> **WHAT TO WORK ON**: Identify the lines that contain the word "investment", then copy them.

== DATA FOR PROCESSING

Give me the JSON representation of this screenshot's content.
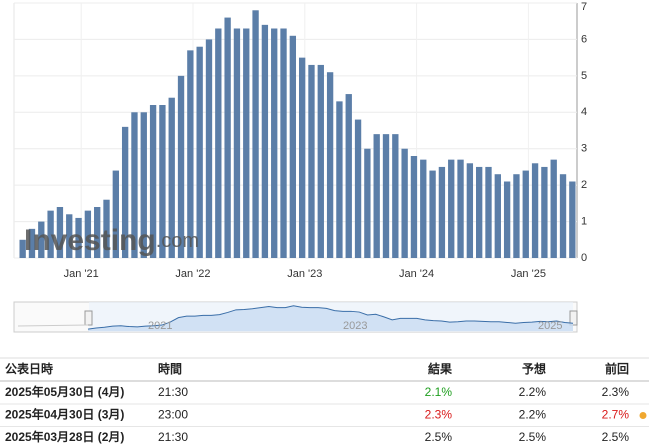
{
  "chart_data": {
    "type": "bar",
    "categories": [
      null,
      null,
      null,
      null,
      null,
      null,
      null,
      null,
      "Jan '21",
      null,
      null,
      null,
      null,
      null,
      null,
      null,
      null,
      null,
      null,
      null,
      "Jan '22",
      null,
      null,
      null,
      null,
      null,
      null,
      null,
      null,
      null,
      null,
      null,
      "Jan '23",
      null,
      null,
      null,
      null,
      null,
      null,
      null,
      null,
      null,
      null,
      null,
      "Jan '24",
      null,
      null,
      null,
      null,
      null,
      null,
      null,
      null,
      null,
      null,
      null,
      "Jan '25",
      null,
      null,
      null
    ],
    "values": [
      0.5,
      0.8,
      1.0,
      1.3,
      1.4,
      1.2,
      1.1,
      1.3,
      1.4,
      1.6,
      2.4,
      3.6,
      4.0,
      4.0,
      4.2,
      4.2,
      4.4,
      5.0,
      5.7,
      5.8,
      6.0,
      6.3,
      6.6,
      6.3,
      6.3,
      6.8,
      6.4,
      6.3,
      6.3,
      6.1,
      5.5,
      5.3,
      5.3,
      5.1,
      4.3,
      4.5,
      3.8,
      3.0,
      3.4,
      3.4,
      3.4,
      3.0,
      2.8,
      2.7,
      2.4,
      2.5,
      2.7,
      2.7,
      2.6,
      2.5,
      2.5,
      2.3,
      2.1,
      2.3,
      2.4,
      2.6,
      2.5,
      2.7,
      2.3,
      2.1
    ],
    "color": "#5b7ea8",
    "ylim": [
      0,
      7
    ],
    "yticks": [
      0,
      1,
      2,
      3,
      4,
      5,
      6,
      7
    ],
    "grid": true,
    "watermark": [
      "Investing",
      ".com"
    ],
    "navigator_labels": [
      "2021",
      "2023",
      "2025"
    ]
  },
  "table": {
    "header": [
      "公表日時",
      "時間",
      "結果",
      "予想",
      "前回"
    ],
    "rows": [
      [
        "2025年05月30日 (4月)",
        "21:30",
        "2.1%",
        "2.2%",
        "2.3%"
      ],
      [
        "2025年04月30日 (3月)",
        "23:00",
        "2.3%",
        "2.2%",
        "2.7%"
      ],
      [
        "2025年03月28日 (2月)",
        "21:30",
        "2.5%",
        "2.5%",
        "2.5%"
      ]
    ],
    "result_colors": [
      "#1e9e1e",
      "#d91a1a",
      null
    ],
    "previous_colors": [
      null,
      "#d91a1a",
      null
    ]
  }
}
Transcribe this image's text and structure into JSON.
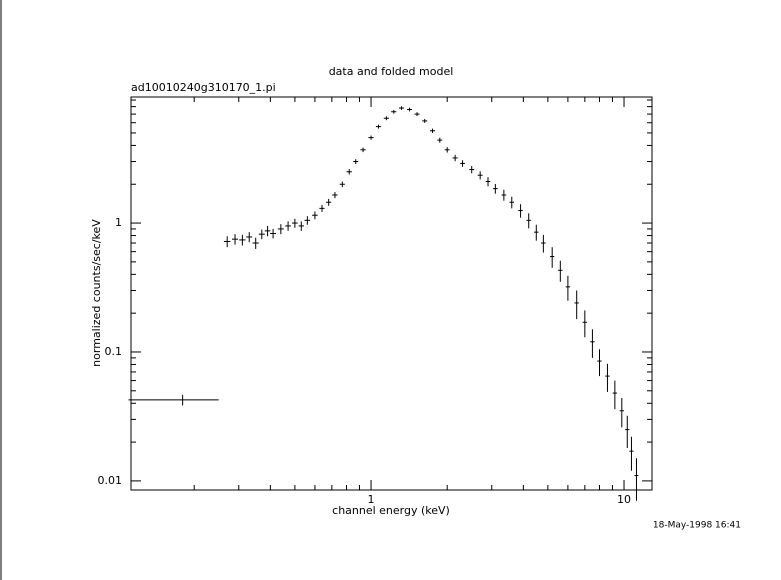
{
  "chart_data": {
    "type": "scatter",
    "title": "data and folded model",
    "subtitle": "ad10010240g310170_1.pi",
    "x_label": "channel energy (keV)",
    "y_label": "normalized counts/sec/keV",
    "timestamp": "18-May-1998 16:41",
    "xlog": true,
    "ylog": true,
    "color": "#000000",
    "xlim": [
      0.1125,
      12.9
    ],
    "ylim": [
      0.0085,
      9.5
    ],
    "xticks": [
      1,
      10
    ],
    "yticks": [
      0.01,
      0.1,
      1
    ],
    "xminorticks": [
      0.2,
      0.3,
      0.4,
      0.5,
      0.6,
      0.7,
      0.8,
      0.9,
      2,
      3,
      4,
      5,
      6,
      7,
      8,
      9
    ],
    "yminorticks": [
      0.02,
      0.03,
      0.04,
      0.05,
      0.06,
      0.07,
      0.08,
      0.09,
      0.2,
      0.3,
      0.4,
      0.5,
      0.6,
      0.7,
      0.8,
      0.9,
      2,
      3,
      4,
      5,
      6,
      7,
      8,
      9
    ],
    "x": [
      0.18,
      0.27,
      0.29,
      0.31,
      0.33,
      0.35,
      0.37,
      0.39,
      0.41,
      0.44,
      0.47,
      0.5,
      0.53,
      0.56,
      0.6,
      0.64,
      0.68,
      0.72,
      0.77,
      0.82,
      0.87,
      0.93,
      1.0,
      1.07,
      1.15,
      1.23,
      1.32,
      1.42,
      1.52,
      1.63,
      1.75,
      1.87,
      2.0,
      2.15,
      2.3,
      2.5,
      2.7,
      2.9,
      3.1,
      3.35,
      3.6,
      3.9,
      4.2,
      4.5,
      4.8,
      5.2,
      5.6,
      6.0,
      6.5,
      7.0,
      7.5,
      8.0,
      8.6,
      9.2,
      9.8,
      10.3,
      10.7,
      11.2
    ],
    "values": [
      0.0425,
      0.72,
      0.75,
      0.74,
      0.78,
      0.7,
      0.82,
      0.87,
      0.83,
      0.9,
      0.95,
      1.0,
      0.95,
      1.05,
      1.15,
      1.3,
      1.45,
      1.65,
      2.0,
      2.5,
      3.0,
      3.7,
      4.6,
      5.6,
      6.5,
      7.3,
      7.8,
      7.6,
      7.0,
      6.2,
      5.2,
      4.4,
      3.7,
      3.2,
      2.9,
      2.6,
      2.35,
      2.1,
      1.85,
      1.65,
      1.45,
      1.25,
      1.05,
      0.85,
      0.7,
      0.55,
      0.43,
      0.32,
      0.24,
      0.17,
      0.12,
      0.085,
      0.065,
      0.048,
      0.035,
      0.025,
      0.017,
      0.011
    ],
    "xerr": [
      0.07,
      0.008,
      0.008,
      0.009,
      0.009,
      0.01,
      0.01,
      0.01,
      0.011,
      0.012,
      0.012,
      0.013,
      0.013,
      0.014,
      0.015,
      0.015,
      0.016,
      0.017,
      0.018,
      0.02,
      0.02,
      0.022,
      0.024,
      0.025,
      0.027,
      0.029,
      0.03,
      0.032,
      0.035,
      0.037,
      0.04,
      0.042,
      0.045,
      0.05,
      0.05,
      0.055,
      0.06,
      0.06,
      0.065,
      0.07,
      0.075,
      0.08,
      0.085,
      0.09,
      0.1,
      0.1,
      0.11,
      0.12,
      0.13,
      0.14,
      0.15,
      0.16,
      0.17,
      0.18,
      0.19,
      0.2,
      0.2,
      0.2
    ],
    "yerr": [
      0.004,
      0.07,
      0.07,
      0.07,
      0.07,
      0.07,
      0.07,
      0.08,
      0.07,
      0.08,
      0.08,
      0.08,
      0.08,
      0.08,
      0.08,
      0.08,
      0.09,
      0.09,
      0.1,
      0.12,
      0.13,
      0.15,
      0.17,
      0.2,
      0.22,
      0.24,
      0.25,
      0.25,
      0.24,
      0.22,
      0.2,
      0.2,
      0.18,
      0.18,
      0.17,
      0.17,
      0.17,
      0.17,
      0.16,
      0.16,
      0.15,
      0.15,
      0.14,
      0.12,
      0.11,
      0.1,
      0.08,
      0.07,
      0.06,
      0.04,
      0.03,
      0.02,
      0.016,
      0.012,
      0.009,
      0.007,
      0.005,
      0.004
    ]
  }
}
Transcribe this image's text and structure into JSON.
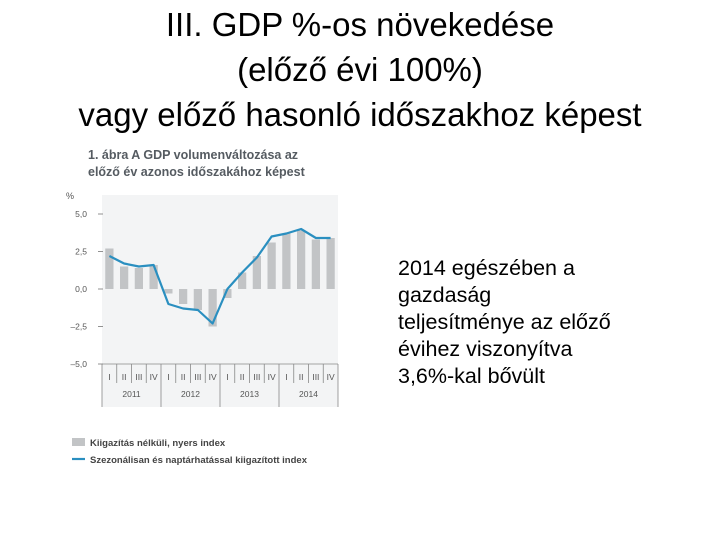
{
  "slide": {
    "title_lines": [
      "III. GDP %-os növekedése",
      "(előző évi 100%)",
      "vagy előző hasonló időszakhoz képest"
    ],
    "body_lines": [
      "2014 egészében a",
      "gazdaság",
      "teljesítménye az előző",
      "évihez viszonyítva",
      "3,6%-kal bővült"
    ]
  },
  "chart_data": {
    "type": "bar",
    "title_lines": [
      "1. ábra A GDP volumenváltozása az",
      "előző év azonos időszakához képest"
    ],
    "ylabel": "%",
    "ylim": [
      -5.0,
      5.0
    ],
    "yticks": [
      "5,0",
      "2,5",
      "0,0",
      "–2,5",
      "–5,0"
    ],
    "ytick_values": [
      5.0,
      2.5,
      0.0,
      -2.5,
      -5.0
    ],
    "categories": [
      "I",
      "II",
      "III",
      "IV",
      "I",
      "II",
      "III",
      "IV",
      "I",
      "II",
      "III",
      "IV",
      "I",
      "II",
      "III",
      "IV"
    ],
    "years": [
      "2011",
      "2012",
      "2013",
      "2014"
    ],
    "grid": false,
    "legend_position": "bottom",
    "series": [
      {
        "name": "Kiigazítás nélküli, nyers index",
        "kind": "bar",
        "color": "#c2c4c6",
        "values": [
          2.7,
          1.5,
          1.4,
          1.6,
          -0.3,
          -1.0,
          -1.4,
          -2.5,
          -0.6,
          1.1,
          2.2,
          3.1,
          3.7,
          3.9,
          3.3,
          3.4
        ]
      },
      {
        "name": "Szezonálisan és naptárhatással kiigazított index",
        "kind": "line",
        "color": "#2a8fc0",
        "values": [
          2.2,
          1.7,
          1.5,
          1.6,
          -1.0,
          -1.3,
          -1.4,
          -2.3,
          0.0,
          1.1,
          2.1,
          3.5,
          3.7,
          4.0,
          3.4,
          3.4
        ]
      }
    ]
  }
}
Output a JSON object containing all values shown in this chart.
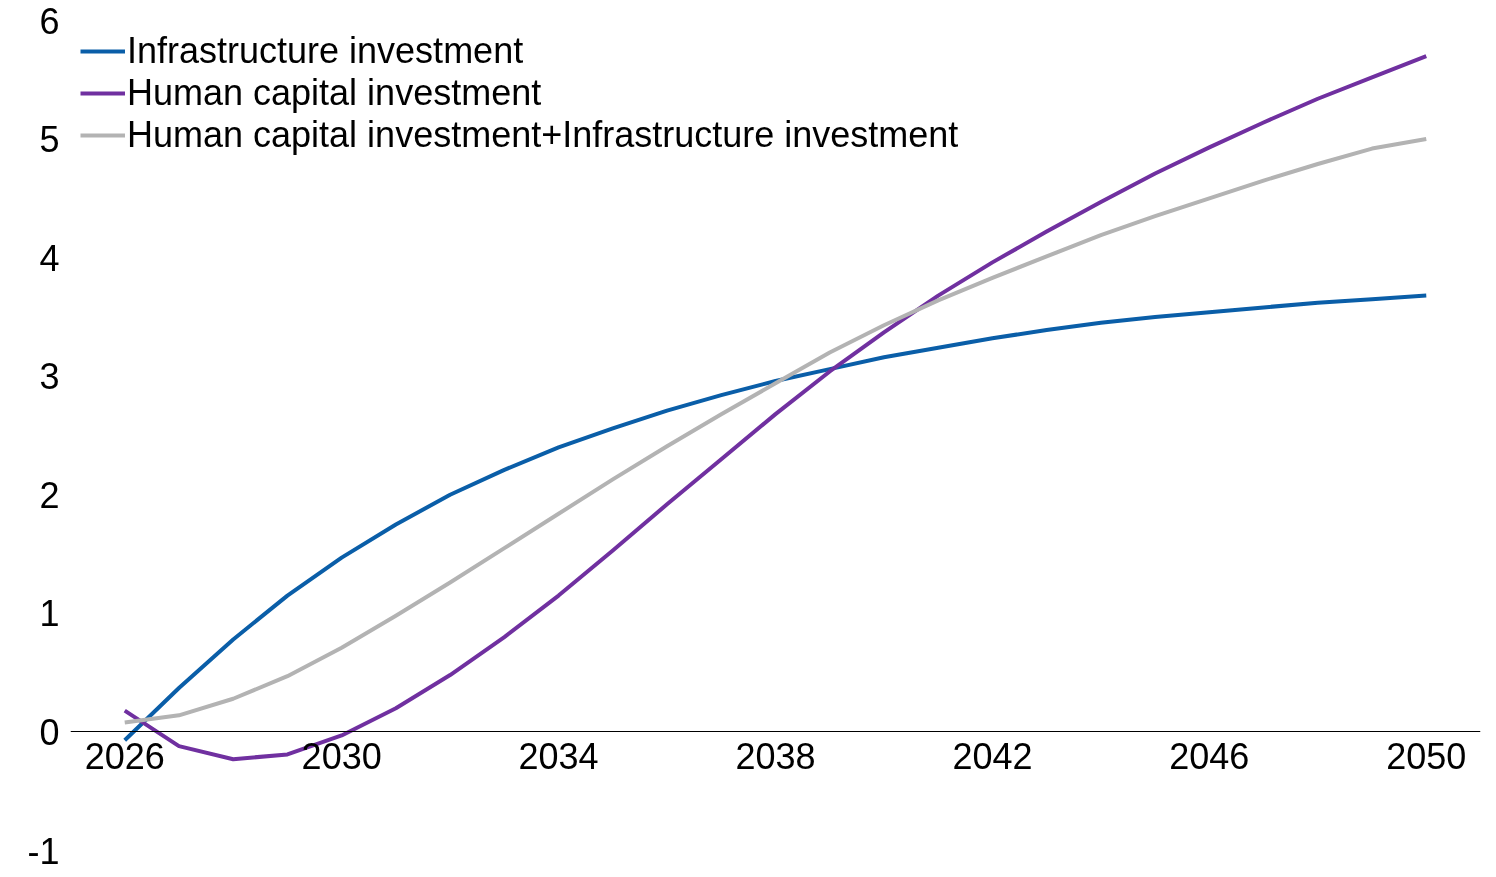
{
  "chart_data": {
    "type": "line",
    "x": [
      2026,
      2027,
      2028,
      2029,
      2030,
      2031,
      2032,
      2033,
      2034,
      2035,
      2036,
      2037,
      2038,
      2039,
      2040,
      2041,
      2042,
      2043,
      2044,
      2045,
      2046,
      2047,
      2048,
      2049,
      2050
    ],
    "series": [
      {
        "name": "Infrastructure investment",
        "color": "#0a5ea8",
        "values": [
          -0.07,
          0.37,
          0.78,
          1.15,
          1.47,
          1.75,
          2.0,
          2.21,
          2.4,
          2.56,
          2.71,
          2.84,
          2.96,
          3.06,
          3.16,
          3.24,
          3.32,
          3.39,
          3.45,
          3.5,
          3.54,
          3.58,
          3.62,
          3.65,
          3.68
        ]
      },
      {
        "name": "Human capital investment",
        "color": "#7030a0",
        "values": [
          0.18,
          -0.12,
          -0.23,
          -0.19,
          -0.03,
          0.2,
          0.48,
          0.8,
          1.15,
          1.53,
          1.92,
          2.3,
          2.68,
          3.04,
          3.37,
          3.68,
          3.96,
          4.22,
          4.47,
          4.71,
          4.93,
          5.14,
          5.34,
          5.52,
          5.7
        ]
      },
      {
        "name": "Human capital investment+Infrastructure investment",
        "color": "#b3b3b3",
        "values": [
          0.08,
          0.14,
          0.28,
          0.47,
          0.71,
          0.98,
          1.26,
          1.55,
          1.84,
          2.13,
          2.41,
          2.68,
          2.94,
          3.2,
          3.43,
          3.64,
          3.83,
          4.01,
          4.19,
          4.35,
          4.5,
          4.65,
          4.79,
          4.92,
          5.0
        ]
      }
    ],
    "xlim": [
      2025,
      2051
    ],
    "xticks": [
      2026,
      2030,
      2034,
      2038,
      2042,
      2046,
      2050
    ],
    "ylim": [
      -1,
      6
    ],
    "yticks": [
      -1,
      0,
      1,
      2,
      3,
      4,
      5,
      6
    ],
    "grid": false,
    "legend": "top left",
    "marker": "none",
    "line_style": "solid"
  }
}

====

> **THE REPLY**:
        "name": "Infrastructure investment",
        "name": "Human capital investment",
        "name": "Human capital investment+Infrastructure investment",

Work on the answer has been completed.